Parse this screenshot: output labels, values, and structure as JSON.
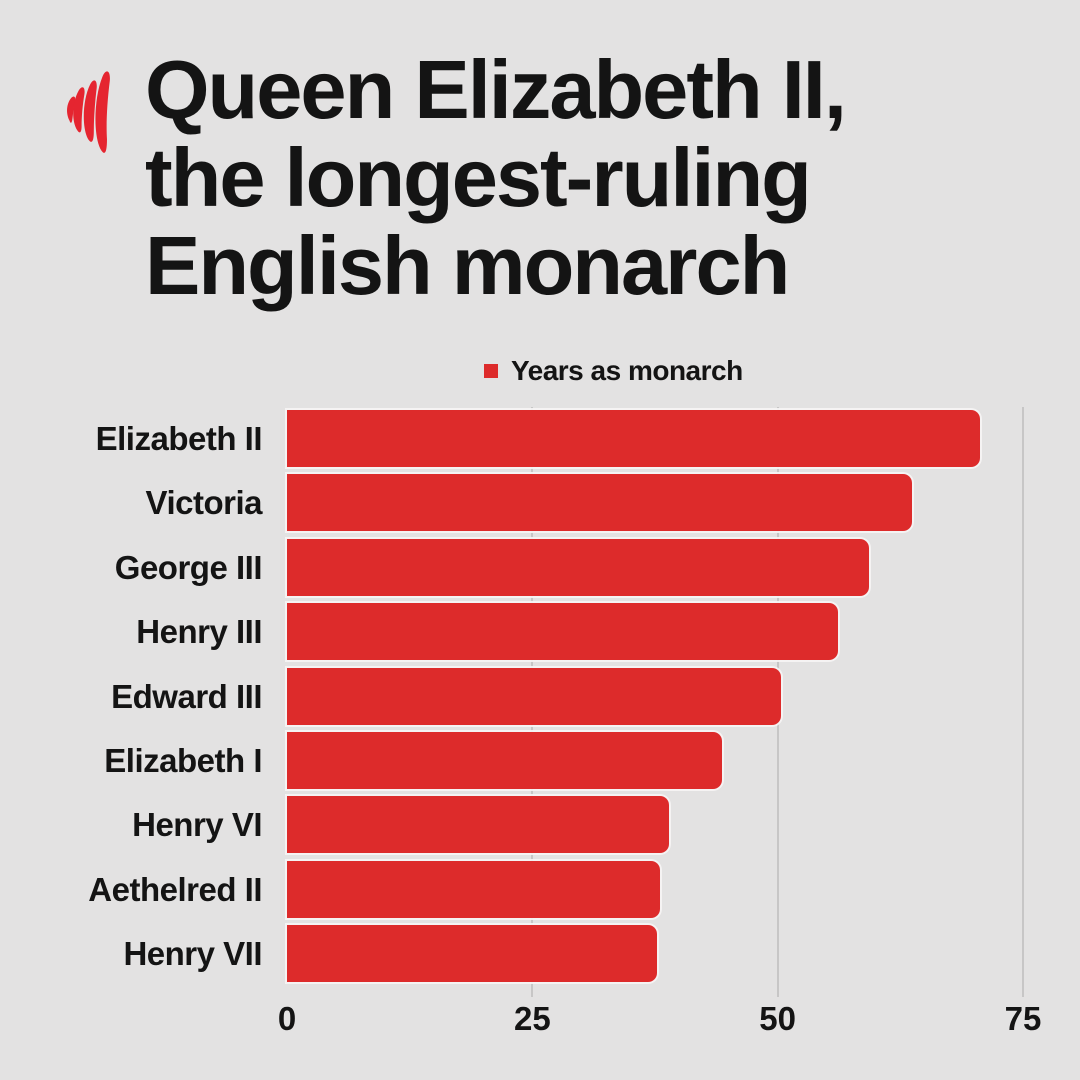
{
  "page": {
    "background_color": "#e3e2e2"
  },
  "header": {
    "logo_name": "sbs-flames-logo",
    "logo_color": "#e52530",
    "title_lines": [
      "Queen Elizabeth II,",
      "the longest-ruling",
      "English monarch"
    ],
    "title_full": "Queen Elizabeth II, the longest-ruling English monarch"
  },
  "legend": {
    "label": "Years as monarch",
    "swatch_color": "#dd2b2b"
  },
  "chart_data": {
    "type": "bar",
    "orientation": "horizontal",
    "title": "Queen Elizabeth II, the longest-ruling English monarch",
    "series_label": "Years as monarch",
    "categories": [
      "Elizabeth II",
      "Victoria",
      "George III",
      "Henry III",
      "Edward III",
      "Elizabeth I",
      "Henry VI",
      "Aethelred II",
      "Henry VII"
    ],
    "values": [
      70.6,
      63.7,
      59.3,
      56.1,
      50.3,
      44.3,
      38.9,
      38.0,
      37.7
    ],
    "xlabel": "",
    "ylabel": "",
    "xlim": [
      0,
      75
    ],
    "x_ticks": [
      0,
      25,
      50,
      75
    ],
    "grid": "vertical gridlines at 25, 50, 75",
    "legend_position": "top-center",
    "bar_color": "#dd2b2b",
    "gridline_color": "#c7c6c6"
  }
}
**********
#### Exercise aim
Check every line of the data above for the string "Queen", and copy those that have it.

#### Final result
      "Queen Elizabeth II,",
    "title_full": "Queen Elizabeth II, the longest-ruling English monarch"
    "title": "Queen Elizabeth II, the longest-ruling English monarch",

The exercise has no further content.